● Consignes
**1.** Recopiez le passage de l'article sur l'information mutuelle quantique compris entre « Le partage d’information » et « certaine quantité d’information. », bornes incluses.
**2.** Écrivez la suite de l'article sur l'information mutuelle en physique quantique, en partant de sa dernière phrase.

● Texte à lire
::::

Une équipe de chercheurs de plusieurs universités dont des physiciens de
l’université de Vienne vient de mesurer pour la première fois un
phénomène quantique paradoxal. Dans Nature Physics, ils expliquent avoir
confirmé que l’information mutuelle dans les systèmes quantiques à
plusieurs corps augmente de manière proportionnelle à leur surface
plutôt qu’à leur volume.
Le partage d’information entre particules quantiques
Les
particules quantiques ou les différentes parties d’un système quantique
étendu peuvent partager une certaine quantité d’information.
Prenons
un exemple pour comprendre cette idée : partons d’une meute formée de
cinquante chiens de la même race et de la même hauteur au garrot, sauf
un parmi l’ensemble de ces animaux qui est plus haut que les autres. Il
est le seul de la meute à être aussi haut. Eh bien, il y a de fortes
chances que ce chien qui est plus haut que ses congénères de la même
race soit plus lourd que les autres. On peut donc dire que la quantité
de hauteur de ce chien contient également des informations sur son
poids !
Bien évidemment, ce lien entre ces quantités peut changer en fonction des quantités en question et du contexte. Mais la physique quantique
permet d’établir des liens encore plus étroits entre différentes
quantités, notamment en ce qui concerne le partage de certaines
informations.
Il existe d’ailleurs à ce sujet, une prédiction
théorique étonnante qui dit que la mesure de cette « information
mutuelle » ne dépend pas du volume du système, mais uniquement de sa
surface.
Aujourd’hui, en réalisant une expérience consistant à refroidir des atomes de rubidium presque au niveau du zéro absolu
soit -273 °C dans une chambre à vide, puis à mesurer la quantité
d’informations partagées entre les différentes parties du système, les
scientifiques sont parvenus à confirmer cette théorie du partage de
l’information mutuelle.
Lire aussi : Une mesure sur l’hélium défie la théorie quantique
Compréhension de cette notion de l’information mutuelle en physique quantique
Partons encore une fois d’un exemple pour tenter de comprendre les
liens plus étroits entre particules que permet la physique quantique par
rapport à la physique classique. Soit un récipient hermétiquement clos
contenant un gaz quelconque. Considérons les molécules simples ou
complexes de ce gaz comme des particules sous la forme de simples
petites sphères situées à différents endroits du volume du contenant. On
peut affirmer que si le système est en équilibre, toutes ces particules
ne « savent » rien les unes des autres et on peut les considérer comme
étant indépendantes. L’information mutuelle que partagent ces petites
sphères est donc nulle. N’oublions pas que nous sommes dans la physique
classique. Dans le monde quantique par contre, les « choses » peuvent être bien différentes !
Si l’on considère en effet que ces simples petites sphères ont un
comportement quantique, on ne peut pas considérer qu’elles sont
totalement indépendantes les unes des autres. Elles sont, dans le très
étonnant monde de la physique quantique, mathématiquement liée à ce qui
veut dire qu’il n’est pas possible de décrire une particule de manière
isolée. La description d’une particule passe par la description des
autres.

::::

● Listing fourni
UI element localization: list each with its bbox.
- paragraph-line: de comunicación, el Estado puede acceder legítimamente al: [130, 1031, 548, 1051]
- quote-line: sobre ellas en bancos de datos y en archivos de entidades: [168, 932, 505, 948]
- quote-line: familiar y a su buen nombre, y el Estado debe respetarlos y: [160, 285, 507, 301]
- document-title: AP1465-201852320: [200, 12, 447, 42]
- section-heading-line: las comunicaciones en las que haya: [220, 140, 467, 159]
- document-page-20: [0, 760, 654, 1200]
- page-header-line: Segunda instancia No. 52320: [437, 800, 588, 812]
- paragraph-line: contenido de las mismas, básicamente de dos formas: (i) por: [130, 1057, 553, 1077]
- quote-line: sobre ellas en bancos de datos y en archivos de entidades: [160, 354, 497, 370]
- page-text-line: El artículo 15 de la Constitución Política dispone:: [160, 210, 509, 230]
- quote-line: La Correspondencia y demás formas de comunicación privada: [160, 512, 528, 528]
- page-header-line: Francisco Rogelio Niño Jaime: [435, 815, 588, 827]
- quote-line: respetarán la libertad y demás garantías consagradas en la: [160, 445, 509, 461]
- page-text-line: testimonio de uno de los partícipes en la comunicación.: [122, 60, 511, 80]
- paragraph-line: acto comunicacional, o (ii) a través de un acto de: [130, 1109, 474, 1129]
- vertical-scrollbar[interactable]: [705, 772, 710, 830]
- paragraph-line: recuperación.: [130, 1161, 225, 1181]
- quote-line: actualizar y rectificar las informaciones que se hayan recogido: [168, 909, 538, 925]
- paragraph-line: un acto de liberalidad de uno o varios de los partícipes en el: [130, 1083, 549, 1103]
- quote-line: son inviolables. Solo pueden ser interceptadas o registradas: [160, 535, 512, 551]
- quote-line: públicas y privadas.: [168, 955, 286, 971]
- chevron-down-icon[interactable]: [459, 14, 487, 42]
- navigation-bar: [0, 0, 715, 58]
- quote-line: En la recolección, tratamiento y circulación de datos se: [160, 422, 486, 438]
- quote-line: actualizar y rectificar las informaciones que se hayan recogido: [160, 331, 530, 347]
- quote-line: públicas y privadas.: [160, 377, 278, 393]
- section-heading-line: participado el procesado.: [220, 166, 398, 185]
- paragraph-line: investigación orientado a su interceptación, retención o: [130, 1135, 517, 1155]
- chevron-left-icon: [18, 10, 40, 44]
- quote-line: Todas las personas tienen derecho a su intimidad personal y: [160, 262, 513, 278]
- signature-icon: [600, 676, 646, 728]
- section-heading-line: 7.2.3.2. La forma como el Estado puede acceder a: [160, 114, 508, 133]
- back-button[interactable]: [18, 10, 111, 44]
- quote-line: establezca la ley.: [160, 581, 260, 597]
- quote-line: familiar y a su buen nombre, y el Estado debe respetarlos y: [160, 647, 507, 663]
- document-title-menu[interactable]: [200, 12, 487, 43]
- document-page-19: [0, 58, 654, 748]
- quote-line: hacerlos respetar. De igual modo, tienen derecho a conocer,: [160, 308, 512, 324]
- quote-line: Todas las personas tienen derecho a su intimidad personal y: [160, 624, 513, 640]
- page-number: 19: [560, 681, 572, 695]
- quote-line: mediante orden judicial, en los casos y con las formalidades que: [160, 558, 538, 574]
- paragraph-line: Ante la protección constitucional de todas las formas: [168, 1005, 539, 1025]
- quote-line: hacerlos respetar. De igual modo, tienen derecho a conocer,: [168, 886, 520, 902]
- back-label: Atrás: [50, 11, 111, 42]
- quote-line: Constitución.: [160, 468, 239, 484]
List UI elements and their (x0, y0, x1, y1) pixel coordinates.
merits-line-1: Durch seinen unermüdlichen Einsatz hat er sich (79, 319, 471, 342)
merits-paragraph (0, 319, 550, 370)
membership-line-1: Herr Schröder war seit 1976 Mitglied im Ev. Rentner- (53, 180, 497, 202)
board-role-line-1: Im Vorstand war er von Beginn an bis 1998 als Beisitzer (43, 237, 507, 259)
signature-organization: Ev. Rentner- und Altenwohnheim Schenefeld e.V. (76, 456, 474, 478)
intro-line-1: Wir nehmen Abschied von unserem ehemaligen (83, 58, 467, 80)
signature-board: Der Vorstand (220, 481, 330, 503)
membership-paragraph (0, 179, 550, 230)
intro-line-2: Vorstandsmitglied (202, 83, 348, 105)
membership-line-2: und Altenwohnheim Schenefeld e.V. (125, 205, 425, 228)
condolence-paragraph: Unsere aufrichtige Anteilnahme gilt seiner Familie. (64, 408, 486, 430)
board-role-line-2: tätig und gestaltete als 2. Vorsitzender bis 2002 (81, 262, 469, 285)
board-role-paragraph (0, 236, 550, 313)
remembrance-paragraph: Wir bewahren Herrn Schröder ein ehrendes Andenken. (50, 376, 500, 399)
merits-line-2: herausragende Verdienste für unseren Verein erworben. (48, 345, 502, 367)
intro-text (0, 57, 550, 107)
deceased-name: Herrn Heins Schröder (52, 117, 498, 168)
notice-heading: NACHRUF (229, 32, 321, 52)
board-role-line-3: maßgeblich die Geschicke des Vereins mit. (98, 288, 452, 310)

::::

● Réponses fournies
**1.**
Le partage d’information entre particules quantiques
Les
particules quantiques ou les différentes parties d’un système quantique
étendu peuvent partager une certaine quantité d’information.

**2.**
En physique quantique, il existe une prédiction
concernant l’information mutuelle partagée. Dans notre gaz quantique,
l’information mutuelle partagée est supérieure à zéro et ne dépend pas
du volume, mais uniquement de la surface.
Lire aussi : Pourquoi la suprématie quantique est-elle si difficile à atteindre ?
Un nuage d’atomes ultrafroids
Pour vérifier que l’information mutuelle dans les systèmes quantiques à
plusieurs corps augmente proportionnellement à leur surface plutôt qu’à
leur volume, les physiciens de l’université de Vienne et des autres
universités participantes ont réalisé une expérience sur un nuage
d’atomes de rubidium, un élément métallique du groupe des alcalins, à ultra basse température.
Les chercheurs ont maintenu les atomes de rubidium en place à l’aide
d’une puce atomique. Il s’agit d’un système ressemblant à une puce
électronique dans lequel circule un courant électrique qui engendre un champ magnétique.
Dans certaines conditions, ce champ magnétique peut piéger le nuage
d’atomes et le maintenir en suspension à proximité immédiate de la puce.
C’est ce qui s’est passé avec le nuage d’atome de rubidium qui a été
refroidi à une température presque aussi basse que le zéro absolu. À de
telles températures, les propriétés quantiques des particules atomiques
deviennent plus importantes.
Lorsqu’un système composé d’atomes
atteint des températures ultrafroides, l’information se propage de plus
en plus au sein du système et les connexions entre les différentes
parties sont plus importantes. À ce moment-là, un tel système peut se
décrire à l’aide de la théorie quantique des champs.
Les
physiciens perturbent légèrement certains atomes et observent la
dynamique qui résulte de cette perturbation, un peu comme ce qui se
passe quand on jette une pierre dans un étang et que l’on obtient des
informations sur ce qui se produit suite à ce jet en étudiant les ondes produites.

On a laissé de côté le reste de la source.